## Directions for this task:
Reproduce the records below exactly as they appear.

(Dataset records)
--- begin ---

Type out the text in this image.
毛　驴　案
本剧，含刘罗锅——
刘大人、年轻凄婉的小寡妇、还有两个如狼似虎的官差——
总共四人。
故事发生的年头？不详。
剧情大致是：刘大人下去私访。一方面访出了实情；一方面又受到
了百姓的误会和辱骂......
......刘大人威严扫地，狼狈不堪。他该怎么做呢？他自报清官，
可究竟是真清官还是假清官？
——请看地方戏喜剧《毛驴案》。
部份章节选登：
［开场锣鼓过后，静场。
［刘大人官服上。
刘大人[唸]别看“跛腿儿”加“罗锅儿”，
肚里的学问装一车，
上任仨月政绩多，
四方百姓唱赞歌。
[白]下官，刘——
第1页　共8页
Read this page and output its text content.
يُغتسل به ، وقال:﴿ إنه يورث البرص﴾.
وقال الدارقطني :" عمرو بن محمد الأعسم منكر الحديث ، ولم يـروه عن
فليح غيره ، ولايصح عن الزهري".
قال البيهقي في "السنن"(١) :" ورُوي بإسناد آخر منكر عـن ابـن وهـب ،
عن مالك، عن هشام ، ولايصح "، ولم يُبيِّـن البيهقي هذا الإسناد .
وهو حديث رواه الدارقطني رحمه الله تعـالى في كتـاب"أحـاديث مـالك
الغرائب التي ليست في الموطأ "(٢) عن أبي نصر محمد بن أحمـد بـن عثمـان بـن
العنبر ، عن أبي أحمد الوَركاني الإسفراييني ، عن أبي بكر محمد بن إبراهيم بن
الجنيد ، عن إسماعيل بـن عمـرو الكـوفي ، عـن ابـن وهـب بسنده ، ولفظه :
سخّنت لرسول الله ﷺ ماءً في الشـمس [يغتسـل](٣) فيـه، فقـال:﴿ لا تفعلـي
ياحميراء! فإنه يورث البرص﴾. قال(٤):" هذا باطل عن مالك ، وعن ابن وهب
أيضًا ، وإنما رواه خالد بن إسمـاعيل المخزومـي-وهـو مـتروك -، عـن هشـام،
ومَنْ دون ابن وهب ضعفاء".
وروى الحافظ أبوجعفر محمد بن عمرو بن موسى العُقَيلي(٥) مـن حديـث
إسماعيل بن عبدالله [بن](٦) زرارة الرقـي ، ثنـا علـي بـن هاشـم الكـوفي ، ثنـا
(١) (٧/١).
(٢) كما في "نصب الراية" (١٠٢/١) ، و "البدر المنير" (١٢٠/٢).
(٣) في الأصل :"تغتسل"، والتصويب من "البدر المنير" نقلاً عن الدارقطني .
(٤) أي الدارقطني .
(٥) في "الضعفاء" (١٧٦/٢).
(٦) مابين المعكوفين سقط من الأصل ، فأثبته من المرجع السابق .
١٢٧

--- end ---

## Full output:
Type out the text in this image.
毛　驴　案
本剧，含刘罗锅——
刘大人、年轻凄婉的小寡妇、还有两个如狼似虎的官差——
总共四人。
故事发生的年头？不详。
剧情大致是：刘大人下去私访。一方面访出了实情；一方面又受到
了百姓的误会和辱骂......
......刘大人威严扫地，狼狈不堪。他该怎么做呢？他自报清官，
可究竟是真清官还是假清官？
——请看地方戏喜剧《毛驴案》。
部份章节选登：
［开场锣鼓过后，静场。
［刘大人官服上。
刘大人[唸]别看“跛腿儿”加“罗锅儿”，
肚里的学问装一车，
上任仨月政绩多，
四方百姓唱赞歌。
[白]下官，刘——
第1页　共8页
Read this page and output its text content.
يُغتسل به ، وقال:﴿ إنه يورث البرص﴾.
وقال الدارقطني :" عمرو بن محمد الأعسم منكر الحديث ، ولم يـروه عن
فليح غيره ، ولايصح عن الزهري".
قال البيهقي في "السنن"(١) :" ورُوي بإسناد آخر منكر عـن ابـن وهـب ،
عن مالك، عن هشام ، ولايصح "، ولم يُبيِّـن البيهقي هذا الإسناد .
وهو حديث رواه الدارقطني رحمه الله تعـالى في كتـاب"أحـاديث مـالك
الغرائب التي ليست في الموطأ "(٢) عن أبي نصر محمد بن أحمـد بـن عثمـان بـن
العنبر ، عن أبي أحمد الوَركاني الإسفراييني ، عن أبي بكر محمد بن إبراهيم بن
الجنيد ، عن إسماعيل بـن عمـرو الكـوفي ، عـن ابـن وهـب بسنده ، ولفظه :
سخّنت لرسول الله ﷺ ماءً في الشـمس [يغتسـل](٣) فيـه، فقـال:﴿ لا تفعلـي
ياحميراء! فإنه يورث البرص﴾. قال(٤):" هذا باطل عن مالك ، وعن ابن وهب
أيضًا ، وإنما رواه خالد بن إسمـاعيل المخزومـي-وهـو مـتروك -، عـن هشـام،
ومَنْ دون ابن وهب ضعفاء".
وروى الحافظ أبوجعفر محمد بن عمرو بن موسى العُقَيلي(٥) مـن حديـث
إسماعيل بن عبدالله [بن](٦) زرارة الرقـي ، ثنـا علـي بـن هاشـم الكـوفي ، ثنـا
(١) (٧/١).
(٢) كما في "نصب الراية" (١٠٢/١) ، و "البدر المنير" (١٢٠/٢).
(٣) في الأصل :"تغتسل"، والتصويب من "البدر المنير" نقلاً عن الدارقطني .
(٤) أي الدارقطني .
(٥) في "الضعفاء" (١٧٦/٢).
(٦) مابين المعكوفين سقط من الأصل ، فأثبته من المرجع السابق .
١٢٧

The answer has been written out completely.